### [Brief]
Begin at the line below that contains "Read all visible content and emit it as JSON.". Repeat it and all remaining lines of the records exactly.
--- START ---
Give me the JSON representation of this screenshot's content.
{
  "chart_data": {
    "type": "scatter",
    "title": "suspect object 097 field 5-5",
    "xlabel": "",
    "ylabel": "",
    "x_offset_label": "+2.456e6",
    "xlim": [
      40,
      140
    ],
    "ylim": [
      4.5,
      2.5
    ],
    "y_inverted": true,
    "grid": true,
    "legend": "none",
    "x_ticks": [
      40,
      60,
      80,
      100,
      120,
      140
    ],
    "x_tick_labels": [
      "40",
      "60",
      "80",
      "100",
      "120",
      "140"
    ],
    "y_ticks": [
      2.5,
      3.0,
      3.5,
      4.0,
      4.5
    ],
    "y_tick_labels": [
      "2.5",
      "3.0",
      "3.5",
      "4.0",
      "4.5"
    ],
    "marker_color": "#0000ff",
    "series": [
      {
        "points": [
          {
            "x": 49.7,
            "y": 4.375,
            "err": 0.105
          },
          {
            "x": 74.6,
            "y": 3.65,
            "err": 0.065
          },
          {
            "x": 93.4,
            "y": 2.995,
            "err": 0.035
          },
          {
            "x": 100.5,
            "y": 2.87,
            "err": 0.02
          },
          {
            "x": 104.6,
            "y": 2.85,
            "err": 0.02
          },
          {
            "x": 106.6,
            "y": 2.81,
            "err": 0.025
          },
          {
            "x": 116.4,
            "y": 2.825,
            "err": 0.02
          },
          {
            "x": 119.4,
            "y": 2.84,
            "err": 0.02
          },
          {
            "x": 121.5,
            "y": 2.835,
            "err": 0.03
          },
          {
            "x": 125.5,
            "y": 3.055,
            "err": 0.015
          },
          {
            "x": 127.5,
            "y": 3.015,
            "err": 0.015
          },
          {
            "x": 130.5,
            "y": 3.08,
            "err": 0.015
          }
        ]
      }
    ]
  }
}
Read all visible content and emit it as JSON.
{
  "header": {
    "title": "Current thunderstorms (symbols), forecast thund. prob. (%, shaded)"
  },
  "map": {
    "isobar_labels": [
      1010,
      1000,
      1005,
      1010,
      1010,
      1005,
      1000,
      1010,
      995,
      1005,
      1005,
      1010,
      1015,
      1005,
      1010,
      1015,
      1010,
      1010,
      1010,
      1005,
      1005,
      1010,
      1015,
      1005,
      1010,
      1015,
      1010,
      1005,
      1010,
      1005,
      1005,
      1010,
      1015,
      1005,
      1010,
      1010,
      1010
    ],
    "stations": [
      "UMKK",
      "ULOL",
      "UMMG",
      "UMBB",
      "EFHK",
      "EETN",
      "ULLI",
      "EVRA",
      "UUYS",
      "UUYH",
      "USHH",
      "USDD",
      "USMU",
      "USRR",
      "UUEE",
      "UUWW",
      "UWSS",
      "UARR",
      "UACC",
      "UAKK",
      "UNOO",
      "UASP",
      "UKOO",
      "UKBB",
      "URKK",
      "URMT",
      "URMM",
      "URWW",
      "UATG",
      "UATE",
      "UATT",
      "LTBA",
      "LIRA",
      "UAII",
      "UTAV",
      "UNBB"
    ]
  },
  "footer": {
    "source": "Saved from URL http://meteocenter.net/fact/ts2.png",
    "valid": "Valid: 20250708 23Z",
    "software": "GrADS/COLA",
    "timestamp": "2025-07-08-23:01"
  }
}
--- END ---
### [Exercise output]
Read all visible content and emit it as JSON.
{
  "header": {
    "title": "Current thunderstorms (symbols), forecast thund. prob. (%, shaded)"
  },
  "map": {
    "isobar_labels": [
      1010,
      1000,
      1005,
      1010,
      1010,
      1005,
      1000,
      1010,
      995,
      1005,
      1005,
      1010,
      1015,
      1005,
      1010,
      1015,
      1010,
      1010,
      1010,
      1005,
      1005,
      1010,
      1015,
      1005,
      1010,
      1015,
      1010,
      1005,
      1010,
      1005,
      1005,
      1010,
      1015,
      1005,
      1010,
      1010,
      1010
    ],
    "stations": [
      "UMKK",
      "ULOL",
      "UMMG",
      "UMBB",
      "EFHK",
      "EETN",
      "ULLI",
      "EVRA",
      "UUYS",
      "UUYH",
      "USHH",
      "USDD",
      "USMU",
      "USRR",
      "UUEE",
      "UUWW",
      "UWSS",
      "UARR",
      "UACC",
      "UAKK",
      "UNOO",
      "UASP",
      "UKOO",
      "UKBB",
      "URKK",
      "URMT",
      "URMM",
      "URWW",
      "UATG",
      "UATE",
      "UATT",
      "LTBA",
      "LIRA",
      "UAII",
      "UTAV",
      "UNBB"
    ]
  },
  "footer": {
    "source": "Saved from URL http://meteocenter.net/fact/ts2.png",
    "valid": "Valid: 20250708 23Z",
    "software": "GrADS/COLA",
    "timestamp": "2025-07-08-23:01"
  }
}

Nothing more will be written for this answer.